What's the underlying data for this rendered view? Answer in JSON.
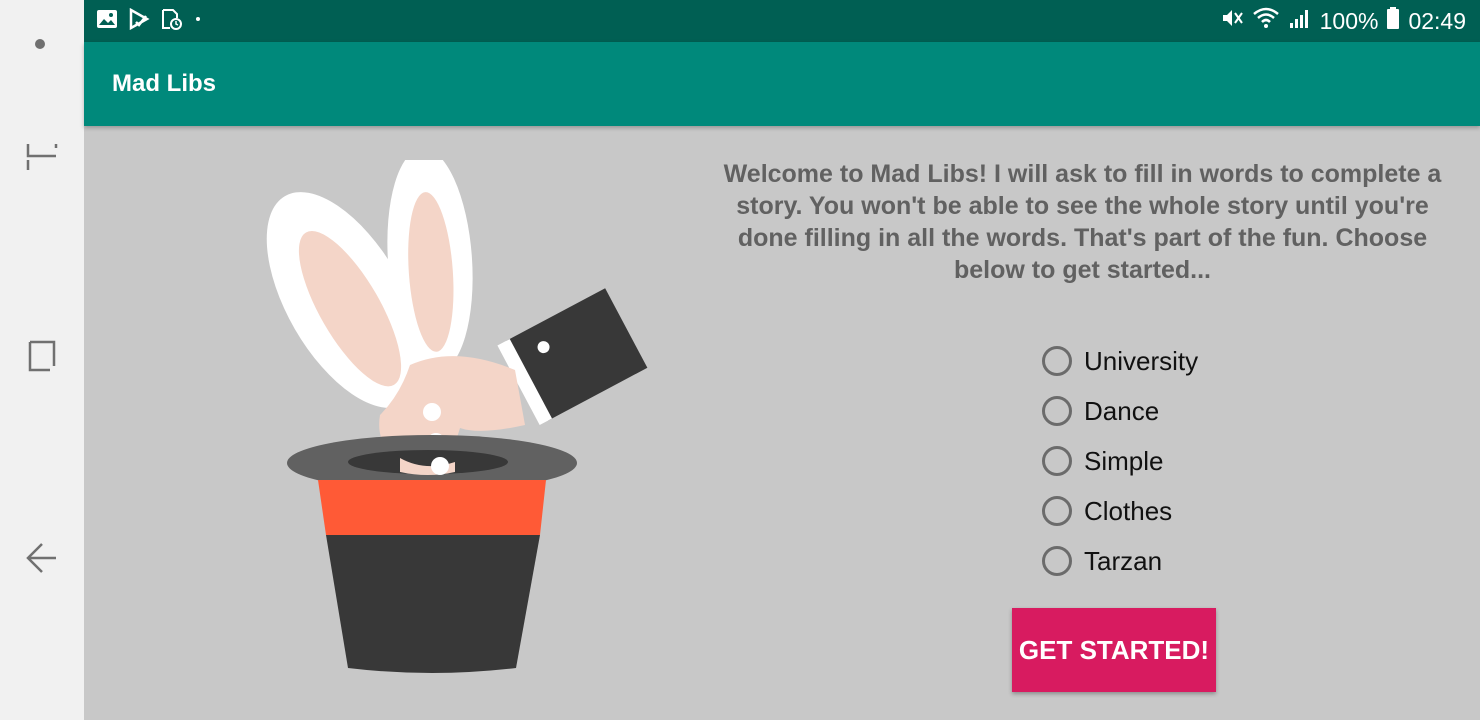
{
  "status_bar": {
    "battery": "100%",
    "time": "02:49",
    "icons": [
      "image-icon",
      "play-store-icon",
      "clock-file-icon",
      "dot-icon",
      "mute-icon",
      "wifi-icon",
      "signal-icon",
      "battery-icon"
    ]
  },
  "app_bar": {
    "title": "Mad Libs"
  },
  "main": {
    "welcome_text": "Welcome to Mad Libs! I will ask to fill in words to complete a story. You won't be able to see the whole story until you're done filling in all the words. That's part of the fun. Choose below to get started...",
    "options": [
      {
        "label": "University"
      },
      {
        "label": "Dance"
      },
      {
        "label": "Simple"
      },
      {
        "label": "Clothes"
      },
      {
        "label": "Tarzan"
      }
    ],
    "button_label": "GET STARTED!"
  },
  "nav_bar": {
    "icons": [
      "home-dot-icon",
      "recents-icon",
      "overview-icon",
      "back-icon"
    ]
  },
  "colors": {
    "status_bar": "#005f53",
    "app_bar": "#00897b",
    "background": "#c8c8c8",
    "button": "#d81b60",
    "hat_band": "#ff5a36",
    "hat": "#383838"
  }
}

#####

SHORT TASK ▸
All of the data above should be quoted exactly, except for the pictures.

SOLUTION TO THE PROBLEM ▸
What's the underlying data for this rendered view? Answer in JSON.
{
  "status_bar": {
    "battery": "100%",
    "time": "02:49",
    "icons": [
      "image-icon",
      "play-store-icon",
      "clock-file-icon",
      "dot-icon",
      "mute-icon",
      "wifi-icon",
      "signal-icon",
      "battery-icon"
    ]
  },
  "app_bar": {
    "title": "Mad Libs"
  },
  "main": {
    "welcome_text": "Welcome to Mad Libs! I will ask to fill in words to complete a story. You won't be able to see the whole story until you're done filling in all the words. That's part of the fun. Choose below to get started...",
    "options": [
      {
        "label": "University"
      },
      {
        "label": "Dance"
      },
      {
        "label": "Simple"
      },
      {
        "label": "Clothes"
      },
      {
        "label": "Tarzan"
      }
    ],
    "button_label": "GET STARTED!"
  },
  "nav_bar": {
    "icons": [
      "home-dot-icon",
      "recents-icon",
      "overview-icon",
      "back-icon"
    ]
  },
  "colors": {
    "status_bar": "#005f53",
    "app_bar": "#00897b",
    "background": "#c8c8c8",
    "button": "#d81b60",
    "hat_band": "#ff5a36",
    "hat": "#383838"
  }
}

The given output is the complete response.